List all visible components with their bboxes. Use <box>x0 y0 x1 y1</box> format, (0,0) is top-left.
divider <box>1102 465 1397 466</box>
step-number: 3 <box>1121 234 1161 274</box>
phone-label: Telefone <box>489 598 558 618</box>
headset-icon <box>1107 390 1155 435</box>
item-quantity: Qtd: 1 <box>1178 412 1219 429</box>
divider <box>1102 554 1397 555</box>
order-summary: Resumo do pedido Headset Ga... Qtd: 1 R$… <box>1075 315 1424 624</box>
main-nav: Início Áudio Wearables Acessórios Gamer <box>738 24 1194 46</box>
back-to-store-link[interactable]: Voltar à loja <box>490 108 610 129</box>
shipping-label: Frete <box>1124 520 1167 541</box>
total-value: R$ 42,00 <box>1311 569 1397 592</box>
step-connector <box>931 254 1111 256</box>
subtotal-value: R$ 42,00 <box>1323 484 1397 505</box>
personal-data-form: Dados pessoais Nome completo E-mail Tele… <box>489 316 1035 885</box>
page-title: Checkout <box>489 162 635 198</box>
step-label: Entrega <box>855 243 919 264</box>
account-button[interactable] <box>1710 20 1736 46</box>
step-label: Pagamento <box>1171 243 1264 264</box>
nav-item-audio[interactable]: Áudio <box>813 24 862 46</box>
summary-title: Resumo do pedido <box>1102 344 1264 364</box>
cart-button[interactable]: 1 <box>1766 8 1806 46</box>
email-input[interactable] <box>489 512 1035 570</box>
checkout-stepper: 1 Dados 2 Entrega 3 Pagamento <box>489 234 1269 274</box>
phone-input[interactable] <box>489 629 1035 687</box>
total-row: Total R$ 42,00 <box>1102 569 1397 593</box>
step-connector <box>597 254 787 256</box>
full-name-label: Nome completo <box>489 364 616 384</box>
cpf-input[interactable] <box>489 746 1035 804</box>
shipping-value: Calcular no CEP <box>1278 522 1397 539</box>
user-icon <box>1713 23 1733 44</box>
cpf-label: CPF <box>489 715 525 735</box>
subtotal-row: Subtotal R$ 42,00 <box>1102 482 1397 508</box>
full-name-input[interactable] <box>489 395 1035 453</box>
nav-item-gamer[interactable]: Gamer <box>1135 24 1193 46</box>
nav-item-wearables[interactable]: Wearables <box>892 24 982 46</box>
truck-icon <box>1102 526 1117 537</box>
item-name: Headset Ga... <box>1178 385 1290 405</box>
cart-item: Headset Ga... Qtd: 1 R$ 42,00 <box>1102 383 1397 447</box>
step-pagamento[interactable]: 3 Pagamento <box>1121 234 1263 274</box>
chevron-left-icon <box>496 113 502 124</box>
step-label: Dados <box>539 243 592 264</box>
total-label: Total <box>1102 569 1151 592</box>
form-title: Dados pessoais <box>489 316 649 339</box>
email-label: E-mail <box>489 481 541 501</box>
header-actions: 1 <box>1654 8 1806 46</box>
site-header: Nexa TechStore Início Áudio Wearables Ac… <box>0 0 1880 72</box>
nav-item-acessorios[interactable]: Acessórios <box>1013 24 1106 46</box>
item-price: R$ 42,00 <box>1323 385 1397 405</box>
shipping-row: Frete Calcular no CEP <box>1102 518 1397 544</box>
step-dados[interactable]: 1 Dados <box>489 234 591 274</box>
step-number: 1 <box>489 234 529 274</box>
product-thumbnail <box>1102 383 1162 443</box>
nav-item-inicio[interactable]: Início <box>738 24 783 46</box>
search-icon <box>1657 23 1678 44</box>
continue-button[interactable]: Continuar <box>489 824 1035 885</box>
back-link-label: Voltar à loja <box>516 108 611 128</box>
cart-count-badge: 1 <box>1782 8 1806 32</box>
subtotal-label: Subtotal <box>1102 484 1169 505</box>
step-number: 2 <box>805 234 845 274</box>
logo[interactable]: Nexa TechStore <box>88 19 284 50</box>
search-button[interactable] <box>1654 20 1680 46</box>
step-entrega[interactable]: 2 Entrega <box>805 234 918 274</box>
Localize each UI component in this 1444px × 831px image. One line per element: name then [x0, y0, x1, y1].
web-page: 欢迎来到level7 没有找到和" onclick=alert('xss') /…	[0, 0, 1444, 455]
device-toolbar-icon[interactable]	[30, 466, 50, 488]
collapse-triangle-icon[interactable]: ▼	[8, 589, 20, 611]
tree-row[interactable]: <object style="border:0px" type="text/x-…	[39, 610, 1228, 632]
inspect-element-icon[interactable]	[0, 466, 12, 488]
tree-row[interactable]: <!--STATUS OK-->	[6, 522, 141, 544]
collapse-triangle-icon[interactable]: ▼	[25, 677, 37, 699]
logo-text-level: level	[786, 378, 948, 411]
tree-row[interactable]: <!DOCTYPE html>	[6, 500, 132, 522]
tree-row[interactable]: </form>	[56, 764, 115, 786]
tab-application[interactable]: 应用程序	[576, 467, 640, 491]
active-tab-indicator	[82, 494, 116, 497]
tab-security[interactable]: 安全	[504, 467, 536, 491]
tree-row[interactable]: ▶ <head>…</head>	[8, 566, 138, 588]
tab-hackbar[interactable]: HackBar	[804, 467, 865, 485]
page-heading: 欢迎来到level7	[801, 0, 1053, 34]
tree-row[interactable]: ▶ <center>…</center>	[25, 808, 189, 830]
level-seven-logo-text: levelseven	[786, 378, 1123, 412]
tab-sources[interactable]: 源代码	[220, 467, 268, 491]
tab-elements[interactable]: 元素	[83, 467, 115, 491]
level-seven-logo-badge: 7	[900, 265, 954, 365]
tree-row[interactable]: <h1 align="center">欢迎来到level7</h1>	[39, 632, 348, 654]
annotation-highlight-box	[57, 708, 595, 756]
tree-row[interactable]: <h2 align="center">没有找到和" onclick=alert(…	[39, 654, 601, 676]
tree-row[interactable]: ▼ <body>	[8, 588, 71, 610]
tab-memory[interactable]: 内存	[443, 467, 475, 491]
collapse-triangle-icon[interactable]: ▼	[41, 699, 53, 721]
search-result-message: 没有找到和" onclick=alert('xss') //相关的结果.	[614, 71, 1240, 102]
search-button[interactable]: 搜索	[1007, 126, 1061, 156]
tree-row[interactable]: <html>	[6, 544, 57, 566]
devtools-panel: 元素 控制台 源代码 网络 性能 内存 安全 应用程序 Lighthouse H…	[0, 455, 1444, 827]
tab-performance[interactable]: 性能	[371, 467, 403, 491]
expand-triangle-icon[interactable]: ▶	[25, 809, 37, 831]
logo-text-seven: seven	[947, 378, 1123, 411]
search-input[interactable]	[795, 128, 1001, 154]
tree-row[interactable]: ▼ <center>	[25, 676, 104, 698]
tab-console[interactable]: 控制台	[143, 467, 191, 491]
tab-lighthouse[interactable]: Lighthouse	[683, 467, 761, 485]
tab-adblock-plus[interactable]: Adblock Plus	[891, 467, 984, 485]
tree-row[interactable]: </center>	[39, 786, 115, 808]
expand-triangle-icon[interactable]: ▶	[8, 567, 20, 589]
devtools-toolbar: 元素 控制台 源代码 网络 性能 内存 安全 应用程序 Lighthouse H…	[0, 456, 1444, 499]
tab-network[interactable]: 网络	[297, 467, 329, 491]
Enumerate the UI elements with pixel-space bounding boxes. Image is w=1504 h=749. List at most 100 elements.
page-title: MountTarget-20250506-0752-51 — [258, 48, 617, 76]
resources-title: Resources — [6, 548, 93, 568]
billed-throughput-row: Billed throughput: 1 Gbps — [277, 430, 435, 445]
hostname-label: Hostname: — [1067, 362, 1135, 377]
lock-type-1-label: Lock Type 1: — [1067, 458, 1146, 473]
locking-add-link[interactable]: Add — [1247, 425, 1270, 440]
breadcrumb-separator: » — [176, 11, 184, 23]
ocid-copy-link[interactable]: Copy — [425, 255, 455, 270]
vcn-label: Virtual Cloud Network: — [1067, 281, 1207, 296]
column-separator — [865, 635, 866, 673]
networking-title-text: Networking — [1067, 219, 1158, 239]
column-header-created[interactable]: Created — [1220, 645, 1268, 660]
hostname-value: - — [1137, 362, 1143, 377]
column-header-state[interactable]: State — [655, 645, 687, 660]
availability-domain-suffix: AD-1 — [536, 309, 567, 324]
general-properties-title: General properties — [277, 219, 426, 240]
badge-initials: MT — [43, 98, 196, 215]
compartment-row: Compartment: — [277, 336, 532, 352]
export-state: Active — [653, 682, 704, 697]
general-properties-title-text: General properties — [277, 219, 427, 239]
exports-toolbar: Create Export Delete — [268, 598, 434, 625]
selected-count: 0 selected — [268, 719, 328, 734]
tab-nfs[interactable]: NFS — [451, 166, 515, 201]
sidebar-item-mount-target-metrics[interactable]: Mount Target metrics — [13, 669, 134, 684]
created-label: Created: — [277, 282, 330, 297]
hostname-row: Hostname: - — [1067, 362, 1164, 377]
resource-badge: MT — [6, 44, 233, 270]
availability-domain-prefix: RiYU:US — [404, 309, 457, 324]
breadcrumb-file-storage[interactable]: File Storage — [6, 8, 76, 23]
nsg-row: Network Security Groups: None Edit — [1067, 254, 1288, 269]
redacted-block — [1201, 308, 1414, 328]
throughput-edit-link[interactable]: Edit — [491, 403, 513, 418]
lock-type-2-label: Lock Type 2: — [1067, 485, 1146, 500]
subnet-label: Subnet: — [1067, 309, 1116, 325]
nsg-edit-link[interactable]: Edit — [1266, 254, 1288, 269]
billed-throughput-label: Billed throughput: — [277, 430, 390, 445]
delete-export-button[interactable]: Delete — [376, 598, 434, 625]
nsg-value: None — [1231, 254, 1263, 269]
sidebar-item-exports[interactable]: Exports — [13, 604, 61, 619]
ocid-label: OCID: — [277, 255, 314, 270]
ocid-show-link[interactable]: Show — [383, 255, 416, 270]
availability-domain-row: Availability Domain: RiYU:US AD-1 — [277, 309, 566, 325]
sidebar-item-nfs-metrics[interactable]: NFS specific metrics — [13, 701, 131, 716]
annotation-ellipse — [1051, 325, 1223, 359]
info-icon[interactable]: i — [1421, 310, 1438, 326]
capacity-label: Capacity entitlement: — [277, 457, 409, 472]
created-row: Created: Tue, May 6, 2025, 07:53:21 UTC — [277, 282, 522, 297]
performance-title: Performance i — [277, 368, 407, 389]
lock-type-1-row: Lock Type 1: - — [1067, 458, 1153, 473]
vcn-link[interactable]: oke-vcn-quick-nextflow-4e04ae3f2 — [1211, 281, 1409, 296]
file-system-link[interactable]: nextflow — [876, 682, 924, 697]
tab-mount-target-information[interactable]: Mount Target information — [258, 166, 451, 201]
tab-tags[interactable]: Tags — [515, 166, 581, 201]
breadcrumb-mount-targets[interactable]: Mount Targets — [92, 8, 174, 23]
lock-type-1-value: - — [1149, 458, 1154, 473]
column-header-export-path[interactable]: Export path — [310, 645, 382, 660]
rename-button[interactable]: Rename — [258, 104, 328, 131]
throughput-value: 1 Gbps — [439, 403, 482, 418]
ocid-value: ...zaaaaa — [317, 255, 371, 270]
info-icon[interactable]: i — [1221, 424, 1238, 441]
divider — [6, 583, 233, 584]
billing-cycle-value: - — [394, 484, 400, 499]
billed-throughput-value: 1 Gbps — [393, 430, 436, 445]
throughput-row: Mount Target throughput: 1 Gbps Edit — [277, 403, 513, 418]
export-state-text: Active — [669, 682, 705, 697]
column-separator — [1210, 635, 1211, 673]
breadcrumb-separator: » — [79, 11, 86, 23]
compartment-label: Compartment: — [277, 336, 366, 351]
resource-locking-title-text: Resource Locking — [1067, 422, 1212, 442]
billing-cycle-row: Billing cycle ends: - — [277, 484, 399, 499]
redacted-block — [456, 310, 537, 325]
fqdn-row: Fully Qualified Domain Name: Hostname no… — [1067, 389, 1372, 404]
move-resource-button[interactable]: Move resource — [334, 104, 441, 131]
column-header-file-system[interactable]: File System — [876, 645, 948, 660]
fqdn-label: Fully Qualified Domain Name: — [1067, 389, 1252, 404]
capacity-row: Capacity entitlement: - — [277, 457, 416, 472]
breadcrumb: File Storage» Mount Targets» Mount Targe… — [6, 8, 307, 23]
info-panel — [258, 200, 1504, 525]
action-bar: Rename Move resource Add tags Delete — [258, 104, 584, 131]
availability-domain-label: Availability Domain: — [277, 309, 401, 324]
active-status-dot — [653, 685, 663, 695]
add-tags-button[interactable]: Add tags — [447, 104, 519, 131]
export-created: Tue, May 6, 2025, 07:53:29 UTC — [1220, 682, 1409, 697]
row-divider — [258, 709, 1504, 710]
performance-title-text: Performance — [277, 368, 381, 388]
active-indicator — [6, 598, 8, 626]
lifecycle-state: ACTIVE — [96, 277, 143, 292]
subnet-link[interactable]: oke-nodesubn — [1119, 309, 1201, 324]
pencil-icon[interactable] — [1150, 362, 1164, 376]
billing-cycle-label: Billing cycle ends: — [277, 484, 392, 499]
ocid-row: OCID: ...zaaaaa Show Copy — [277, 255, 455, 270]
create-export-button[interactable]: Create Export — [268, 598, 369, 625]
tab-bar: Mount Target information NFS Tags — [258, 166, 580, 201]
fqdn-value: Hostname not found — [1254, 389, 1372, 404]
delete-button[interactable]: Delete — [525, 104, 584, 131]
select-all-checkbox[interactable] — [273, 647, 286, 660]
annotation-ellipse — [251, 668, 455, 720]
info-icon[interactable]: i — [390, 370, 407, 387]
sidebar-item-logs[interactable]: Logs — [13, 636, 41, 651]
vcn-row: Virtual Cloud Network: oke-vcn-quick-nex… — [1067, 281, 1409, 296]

----------

> DIRECTION: Put the entries as a JSON list of strings, one string per line and no blank lines, beginning with the first line of the entries and running through the line containing "subtotal-value: R$ 42,00".

> ANSWER TO THIS TASK:
[
  "List all visible components with their bboxes. Use <box>x0 y0 x1 y1</box> format, (0,0) is top-left.",
  "divider <box>1102 465 1397 466</box>",
  "step-number: 3 <box>1121 234 1161 274</box>",
  "phone-label: Telefone <box>489 598 558 618</box>",
  "headset-icon <box>1107 390 1155 435</box>",
  "item-quantity: Qtd: 1 <box>1178 412 1219 429</box>",
  "divider <box>1102 554 1397 555</box>",
  "order-summary: Resumo do pedido Headset Ga... Qtd: 1 R$… <box>1075 315 1424 624</box>",
  "main-nav: Início Áudio Wearables Acessórios Gamer <box>738 24 1194 46</box>",
  "back-to-store-link[interactable]: Voltar à loja <box>490 108 610 129</box>",
  "shipping-label: Frete <box>1124 520 1167 541</box>",
  "total-value: R$ 42,00 <box>1311 569 1397 592</box>",
  "step-connector <box>931 254 1111 256</box>",
  "subtotal-value: R$ 42,00 <box>1323 484 1397 505</box>"
]